Return the listing below verbatim. Pictures do not belong in the copy.

Data records
::::::::::

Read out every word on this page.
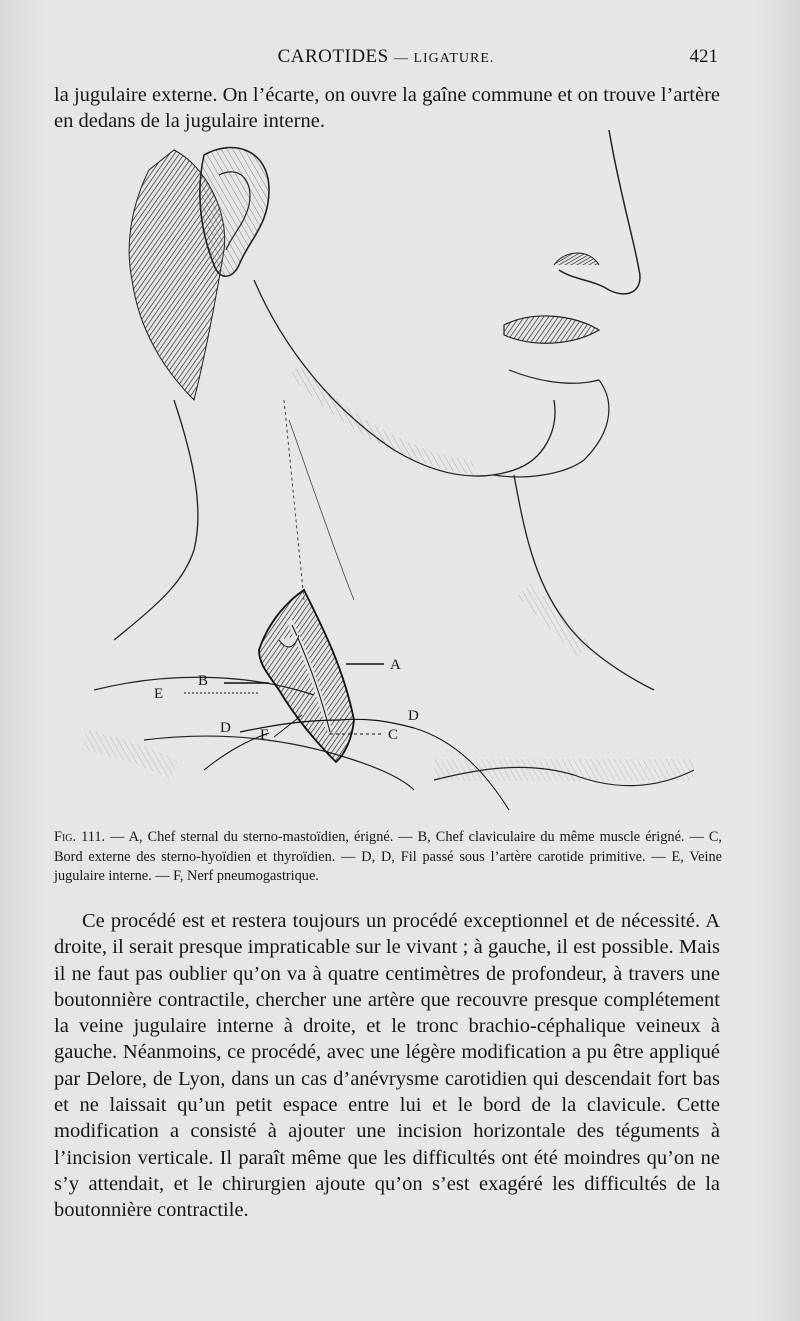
CAROTIDES — LIGATURE.	421

la jugulaire externe. On l’écarte, on ouvre la gaîne commune et on trouve l’artère en dedans de la jugulaire interne.

A
B
E
D
D
F	C

Fig. 111. — A, Chef sternal du sterno-mastoïdien, érigné. — B, Chef claviculaire du même muscle érigné. — C, Bord externe des sterno-hyoïdien et thyroïdien. — D, D, Fil passé sous l’artère carotide primitive. — E, Veine jugulaire interne. — F, Nerf pneumogastrique.

Ce procédé est et restera toujours un procédé exceptionnel et de nécessité. A droite, il serait presque impraticable sur le vivant ; à gauche, il est possible. Mais il ne faut pas oublier qu’on va à quatre centimètres de profondeur, à travers une boutonnière contractile, chercher une artère que recouvre presque complétement la veine jugulaire interne à droite, et le tronc brachio-céphalique veineux à gauche. Néanmoins, ce procédé, avec une légère modification a pu être appliqué par Delore, de Lyon, dans un cas d’anévrysme carotidien qui descendait fort bas et ne laissait qu’un petit espace entre lui et le bord de la clavicule. Cette modification a consisté à ajouter une incision horizontale des téguments à l’incision verticale. Il paraît même que les difficultés ont été moindres qu’on ne s’y attendait, et le chirurgien ajoute qu’on s’est exagéré les difficultés de la boutonnière contractile.
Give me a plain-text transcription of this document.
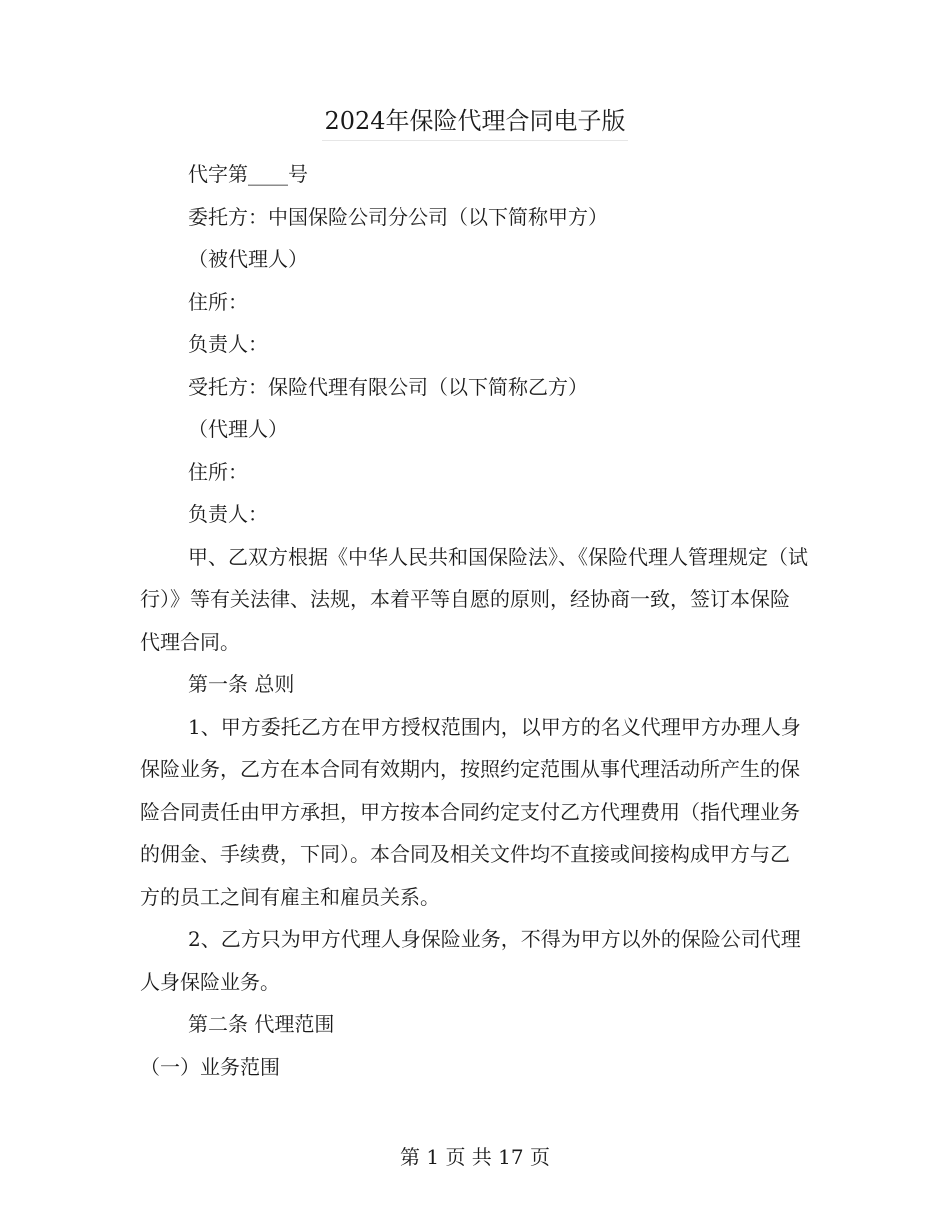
2024年保险代理合同电子版

代字第____号

委托方：中国保险公司分公司（以下简称甲方）

（被代理人）

住所：

负责人：

受托方：保险代理有限公司（以下简称乙方）

（代理人）

住所：

负责人：

甲、乙双方根据《中华人民共和国保险法》、《保险代理人管理规定（试行）》等有关法律、法规，本着平等自愿的原则，经协商一致，签订本保险代理合同。

第一条 总则

1、甲方委托乙方在甲方授权范围内，以甲方的名义代理甲方办理人身保险业务，乙方在本合同有效期内，按照约定范围从事代理活动所产生的保险合同责任由甲方承担，甲方按本合同约定支付乙方代理费用（指代理业务的佣金、手续费，下同）。本合同及相关文件均不直接或间接构成甲方与乙方的员工之间有雇主和雇员关系。

2、乙方只为甲方代理人身保险业务，不得为甲方以外的保险公司代理人身保险业务。

第二条 代理范围

（一）业务范围

第 1 页 共 17 页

::::::::::

WRITTEN REPLY:
Read out every word on this page.
CAROTIDES — LIGATURE.	421

la jugulaire externe. On l’écarte, on ouvre la gaîne commune et on trouve l’artère en dedans de la jugulaire interne.

A
B
E
D
D
F	C

Fig. 111. — A, Chef sternal du sterno-mastoïdien, érigné. — B, Chef claviculaire du même muscle érigné. — C, Bord externe des sterno-hyoïdien et thyroïdien. — D, D, Fil passé sous l’artère carotide primitive. — E, Veine jugulaire interne. — F, Nerf pneumogastrique.

Ce procédé est et restera toujours un procédé exceptionnel et de nécessité. A droite, il serait presque impraticable sur le vivant ; à gauche, il est possible. Mais il ne faut pas oublier qu’on va à quatre centimètres de profondeur, à travers une boutonnière contractile, chercher une artère que recouvre presque complétement la veine jugulaire interne à droite, et le tronc brachio-céphalique veineux à gauche. Néanmoins, ce procédé, avec une légère modification a pu être appliqué par Delore, de Lyon, dans un cas d’anévrysme carotidien qui descendait fort bas et ne laissait qu’un petit espace entre lui et le bord de la clavicule. Cette modification a consisté à ajouter une incision horizontale des téguments à l’incision verticale. Il paraît même que les difficultés ont été moindres qu’on ne s’y attendait, et le chirurgien ajoute qu’on s’est exagéré les difficultés de la boutonnière contractile.
Give me a plain-text transcription of this document.
2024年保险代理合同电子版

代字第____号

委托方：中国保险公司分公司（以下简称甲方）

（被代理人）

住所：

负责人：

受托方：保险代理有限公司（以下简称乙方）

（代理人）

住所：

负责人：

甲、乙双方根据《中华人民共和国保险法》、《保险代理人管理规定（试行）》等有关法律、法规，本着平等自愿的原则，经协商一致，签订本保险代理合同。

第一条 总则

1、甲方委托乙方在甲方授权范围内，以甲方的名义代理甲方办理人身保险业务，乙方在本合同有效期内，按照约定范围从事代理活动所产生的保险合同责任由甲方承担，甲方按本合同约定支付乙方代理费用（指代理业务的佣金、手续费，下同）。本合同及相关文件均不直接或间接构成甲方与乙方的员工之间有雇主和雇员关系。

2、乙方只为甲方代理人身保险业务，不得为甲方以外的保险公司代理人身保险业务。

第二条 代理范围

（一）业务范围

第 1 页 共 17 页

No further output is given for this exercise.